- [PROBLEM] Please copy each of the records below word for word, keeping every line in its given order.

- [EXCERPTED DATA]

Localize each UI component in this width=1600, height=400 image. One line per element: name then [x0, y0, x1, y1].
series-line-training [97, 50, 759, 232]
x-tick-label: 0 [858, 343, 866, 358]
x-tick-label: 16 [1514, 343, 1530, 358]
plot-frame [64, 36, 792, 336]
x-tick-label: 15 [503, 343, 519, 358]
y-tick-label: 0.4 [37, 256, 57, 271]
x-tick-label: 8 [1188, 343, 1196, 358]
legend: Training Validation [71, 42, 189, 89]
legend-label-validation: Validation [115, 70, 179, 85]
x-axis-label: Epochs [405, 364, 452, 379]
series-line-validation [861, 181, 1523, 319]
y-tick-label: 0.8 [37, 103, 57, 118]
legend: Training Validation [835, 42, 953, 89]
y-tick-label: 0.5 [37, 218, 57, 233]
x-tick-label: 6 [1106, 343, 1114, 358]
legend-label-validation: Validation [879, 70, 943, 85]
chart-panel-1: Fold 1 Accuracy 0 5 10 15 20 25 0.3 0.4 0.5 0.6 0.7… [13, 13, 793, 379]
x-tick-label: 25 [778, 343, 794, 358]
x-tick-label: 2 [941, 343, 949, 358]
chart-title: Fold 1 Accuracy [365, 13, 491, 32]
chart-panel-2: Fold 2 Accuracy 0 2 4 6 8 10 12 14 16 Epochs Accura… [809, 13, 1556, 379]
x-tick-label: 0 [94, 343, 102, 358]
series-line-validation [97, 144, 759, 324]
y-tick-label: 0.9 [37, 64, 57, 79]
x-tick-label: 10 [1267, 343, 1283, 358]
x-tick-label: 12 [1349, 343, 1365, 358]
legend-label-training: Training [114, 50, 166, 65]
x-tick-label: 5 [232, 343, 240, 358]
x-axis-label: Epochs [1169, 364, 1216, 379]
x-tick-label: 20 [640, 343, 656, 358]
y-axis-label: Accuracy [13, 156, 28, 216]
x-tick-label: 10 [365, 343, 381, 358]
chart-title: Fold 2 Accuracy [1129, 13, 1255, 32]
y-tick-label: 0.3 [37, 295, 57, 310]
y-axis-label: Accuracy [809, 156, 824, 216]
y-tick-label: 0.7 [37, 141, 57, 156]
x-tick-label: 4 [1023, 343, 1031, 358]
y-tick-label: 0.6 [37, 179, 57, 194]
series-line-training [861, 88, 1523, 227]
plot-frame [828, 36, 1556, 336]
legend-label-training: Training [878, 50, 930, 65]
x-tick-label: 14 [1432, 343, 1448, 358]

- [FULL SOLUTION]
Localize each UI component in this width=1600, height=400 image. One line per element: name then [x0, y0, x1, y1].
series-line-training [97, 50, 759, 232]
x-tick-label: 0 [858, 343, 866, 358]
x-tick-label: 16 [1514, 343, 1530, 358]
plot-frame [64, 36, 792, 336]
x-tick-label: 15 [503, 343, 519, 358]
y-tick-label: 0.4 [37, 256, 57, 271]
x-tick-label: 8 [1188, 343, 1196, 358]
legend: Training Validation [71, 42, 189, 89]
legend-label-validation: Validation [115, 70, 179, 85]
x-axis-label: Epochs [405, 364, 452, 379]
series-line-validation [861, 181, 1523, 319]
y-tick-label: 0.8 [37, 103, 57, 118]
legend: Training Validation [835, 42, 953, 89]
y-tick-label: 0.5 [37, 218, 57, 233]
x-tick-label: 6 [1106, 343, 1114, 358]
legend-label-validation: Validation [879, 70, 943, 85]
chart-panel-1: Fold 1 Accuracy 0 5 10 15 20 25 0.3 0.4 0.5 0.6 0.7… [13, 13, 793, 379]
x-tick-label: 25 [778, 343, 794, 358]
x-tick-label: 2 [941, 343, 949, 358]
chart-title: Fold 1 Accuracy [365, 13, 491, 32]
chart-panel-2: Fold 2 Accuracy 0 2 4 6 8 10 12 14 16 Epochs Accura… [809, 13, 1556, 379]
x-tick-label: 0 [94, 343, 102, 358]
series-line-validation [97, 144, 759, 324]
y-tick-label: 0.9 [37, 64, 57, 79]
x-tick-label: 10 [1267, 343, 1283, 358]
x-tick-label: 12 [1349, 343, 1365, 358]
legend-label-training: Training [114, 50, 166, 65]
x-tick-label: 5 [232, 343, 240, 358]
x-axis-label: Epochs [1169, 364, 1216, 379]
x-tick-label: 20 [640, 343, 656, 358]
y-axis-label: Accuracy [13, 156, 28, 216]
x-tick-label: 10 [365, 343, 381, 358]
chart-title: Fold 2 Accuracy [1129, 13, 1255, 32]
y-tick-label: 0.3 [37, 295, 57, 310]
y-axis-label: Accuracy [809, 156, 824, 216]
y-tick-label: 0.7 [37, 141, 57, 156]
x-tick-label: 4 [1023, 343, 1031, 358]
y-tick-label: 0.6 [37, 179, 57, 194]
series-line-training [861, 88, 1523, 227]
plot-frame [828, 36, 1556, 336]
legend-label-training: Training [878, 50, 930, 65]
x-tick-label: 14 [1432, 343, 1448, 358]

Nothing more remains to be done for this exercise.